**Work to be completed**. Transcribe each record exactly. Include every one.

**Given entries**.
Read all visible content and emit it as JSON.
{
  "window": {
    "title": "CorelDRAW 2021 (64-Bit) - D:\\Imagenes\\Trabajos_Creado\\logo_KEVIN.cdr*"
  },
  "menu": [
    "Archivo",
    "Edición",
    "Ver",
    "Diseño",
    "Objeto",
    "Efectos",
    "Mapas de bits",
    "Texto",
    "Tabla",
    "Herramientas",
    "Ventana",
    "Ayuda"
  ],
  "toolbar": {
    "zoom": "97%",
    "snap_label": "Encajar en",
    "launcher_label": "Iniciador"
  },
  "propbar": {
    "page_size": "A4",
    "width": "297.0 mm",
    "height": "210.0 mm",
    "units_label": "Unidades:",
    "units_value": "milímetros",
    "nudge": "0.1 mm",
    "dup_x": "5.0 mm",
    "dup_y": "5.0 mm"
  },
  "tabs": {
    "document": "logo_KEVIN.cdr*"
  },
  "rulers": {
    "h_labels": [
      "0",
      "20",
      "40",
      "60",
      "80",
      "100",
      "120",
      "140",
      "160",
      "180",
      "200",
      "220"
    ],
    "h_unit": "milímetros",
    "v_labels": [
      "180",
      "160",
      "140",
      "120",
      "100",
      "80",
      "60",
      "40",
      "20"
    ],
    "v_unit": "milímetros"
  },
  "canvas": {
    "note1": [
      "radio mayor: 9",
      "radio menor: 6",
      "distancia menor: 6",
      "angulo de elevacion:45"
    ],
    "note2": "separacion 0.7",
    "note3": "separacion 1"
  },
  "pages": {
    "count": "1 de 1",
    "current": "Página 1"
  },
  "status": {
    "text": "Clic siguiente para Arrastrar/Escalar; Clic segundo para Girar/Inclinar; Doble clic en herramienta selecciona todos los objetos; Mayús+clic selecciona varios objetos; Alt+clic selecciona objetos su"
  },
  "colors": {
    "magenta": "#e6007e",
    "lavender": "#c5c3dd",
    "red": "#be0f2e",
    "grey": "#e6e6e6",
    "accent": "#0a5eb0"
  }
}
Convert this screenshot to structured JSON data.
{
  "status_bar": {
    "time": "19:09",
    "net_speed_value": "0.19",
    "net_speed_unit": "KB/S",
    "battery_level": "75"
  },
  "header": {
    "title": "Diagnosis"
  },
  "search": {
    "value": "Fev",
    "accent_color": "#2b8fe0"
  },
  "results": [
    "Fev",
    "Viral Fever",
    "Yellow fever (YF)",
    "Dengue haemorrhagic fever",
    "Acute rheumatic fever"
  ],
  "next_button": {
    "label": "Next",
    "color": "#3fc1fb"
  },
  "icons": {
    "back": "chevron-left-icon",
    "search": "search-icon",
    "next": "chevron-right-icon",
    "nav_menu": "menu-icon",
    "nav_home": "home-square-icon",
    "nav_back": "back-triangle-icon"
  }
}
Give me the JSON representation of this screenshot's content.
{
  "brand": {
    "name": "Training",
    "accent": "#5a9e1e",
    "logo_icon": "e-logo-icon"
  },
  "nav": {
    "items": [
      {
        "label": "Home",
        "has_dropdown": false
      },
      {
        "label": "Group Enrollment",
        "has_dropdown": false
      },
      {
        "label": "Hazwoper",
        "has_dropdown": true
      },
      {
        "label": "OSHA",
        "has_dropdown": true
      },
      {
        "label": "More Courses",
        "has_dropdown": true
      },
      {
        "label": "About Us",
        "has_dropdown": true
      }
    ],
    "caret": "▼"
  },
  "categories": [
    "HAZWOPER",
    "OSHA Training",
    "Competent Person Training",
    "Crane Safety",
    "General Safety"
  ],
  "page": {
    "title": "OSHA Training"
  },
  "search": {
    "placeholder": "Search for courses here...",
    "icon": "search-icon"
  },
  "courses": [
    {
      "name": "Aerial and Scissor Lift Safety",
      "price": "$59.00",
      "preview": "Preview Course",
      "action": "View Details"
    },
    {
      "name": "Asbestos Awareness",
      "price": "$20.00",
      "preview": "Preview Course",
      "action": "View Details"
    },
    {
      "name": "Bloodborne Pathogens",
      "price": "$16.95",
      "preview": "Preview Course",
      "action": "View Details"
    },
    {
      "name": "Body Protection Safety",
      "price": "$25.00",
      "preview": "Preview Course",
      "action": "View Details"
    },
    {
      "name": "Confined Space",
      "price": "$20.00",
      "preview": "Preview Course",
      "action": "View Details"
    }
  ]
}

**Response below**.
Read all visible content and emit it as JSON.
{
  "window": {
    "title": "CorelDRAW 2021 (64-Bit) - D:\\Imagenes\\Trabajos_Creado\\logo_KEVIN.cdr*"
  },
  "menu": [
    "Archivo",
    "Edición",
    "Ver",
    "Diseño",
    "Objeto",
    "Efectos",
    "Mapas de bits",
    "Texto",
    "Tabla",
    "Herramientas",
    "Ventana",
    "Ayuda"
  ],
  "toolbar": {
    "zoom": "97%",
    "snap_label": "Encajar en",
    "launcher_label": "Iniciador"
  },
  "propbar": {
    "page_size": "A4",
    "width": "297.0 mm",
    "height": "210.0 mm",
    "units_label": "Unidades:",
    "units_value": "milímetros",
    "nudge": "0.1 mm",
    "dup_x": "5.0 mm",
    "dup_y": "5.0 mm"
  },
  "tabs": {
    "document": "logo_KEVIN.cdr*"
  },
  "rulers": {
    "h_labels": [
      "0",
      "20",
      "40",
      "60",
      "80",
      "100",
      "120",
      "140",
      "160",
      "180",
      "200",
      "220"
    ],
    "h_unit": "milímetros",
    "v_labels": [
      "180",
      "160",
      "140",
      "120",
      "100",
      "80",
      "60",
      "40",
      "20"
    ],
    "v_unit": "milímetros"
  },
  "canvas": {
    "note1": [
      "radio mayor: 9",
      "radio menor: 6",
      "distancia menor: 6",
      "angulo de elevacion:45"
    ],
    "note2": "separacion 0.7",
    "note3": "separacion 1"
  },
  "pages": {
    "count": "1 de 1",
    "current": "Página 1"
  },
  "status": {
    "text": "Clic siguiente para Arrastrar/Escalar; Clic segundo para Girar/Inclinar; Doble clic en herramienta selecciona todos los objetos; Mayús+clic selecciona varios objetos; Alt+clic selecciona objetos su"
  },
  "colors": {
    "magenta": "#e6007e",
    "lavender": "#c5c3dd",
    "red": "#be0f2e",
    "grey": "#e6e6e6",
    "accent": "#0a5eb0"
  }
}
Convert this screenshot to structured JSON data.
{
  "status_bar": {
    "time": "19:09",
    "net_speed_value": "0.19",
    "net_speed_unit": "KB/S",
    "battery_level": "75"
  },
  "header": {
    "title": "Diagnosis"
  },
  "search": {
    "value": "Fev",
    "accent_color": "#2b8fe0"
  },
  "results": [
    "Fev",
    "Viral Fever",
    "Yellow fever (YF)",
    "Dengue haemorrhagic fever",
    "Acute rheumatic fever"
  ],
  "next_button": {
    "label": "Next",
    "color": "#3fc1fb"
  },
  "icons": {
    "back": "chevron-left-icon",
    "search": "search-icon",
    "next": "chevron-right-icon",
    "nav_menu": "menu-icon",
    "nav_home": "home-square-icon",
    "nav_back": "back-triangle-icon"
  }
}
Give me the JSON representation of this screenshot's content.
{
  "brand": {
    "name": "Training",
    "accent": "#5a9e1e",
    "logo_icon": "e-logo-icon"
  },
  "nav": {
    "items": [
      {
        "label": "Home",
        "has_dropdown": false
      },
      {
        "label": "Group Enrollment",
        "has_dropdown": false
      },
      {
        "label": "Hazwoper",
        "has_dropdown": true
      },
      {
        "label": "OSHA",
        "has_dropdown": true
      },
      {
        "label": "More Courses",
        "has_dropdown": true
      },
      {
        "label": "About Us",
        "has_dropdown": true
      }
    ],
    "caret": "▼"
  },
  "categories": [
    "HAZWOPER",
    "OSHA Training",
    "Competent Person Training",
    "Crane Safety",
    "General Safety"
  ],
  "page": {
    "title": "OSHA Training"
  },
  "search": {
    "placeholder": "Search for courses here...",
    "icon": "search-icon"
  },
  "courses": [
    {
      "name": "Aerial and Scissor Lift Safety",
      "price": "$59.00",
      "preview": "Preview Course",
      "action": "View Details"
    },
    {
      "name": "Asbestos Awareness",
      "price": "$20.00",
      "preview": "Preview Course",
      "action": "View Details"
    },
    {
      "name": "Bloodborne Pathogens",
      "price": "$16.95",
      "preview": "Preview Course",
      "action": "View Details"
    },
    {
      "name": "Body Protection Safety",
      "price": "$25.00",
      "preview": "Preview Course",
      "action": "View Details"
    },
    {
      "name": "Confined Space",
      "price": "$20.00",
      "preview": "Preview Course",
      "action": "View Details"
    }
  ]
}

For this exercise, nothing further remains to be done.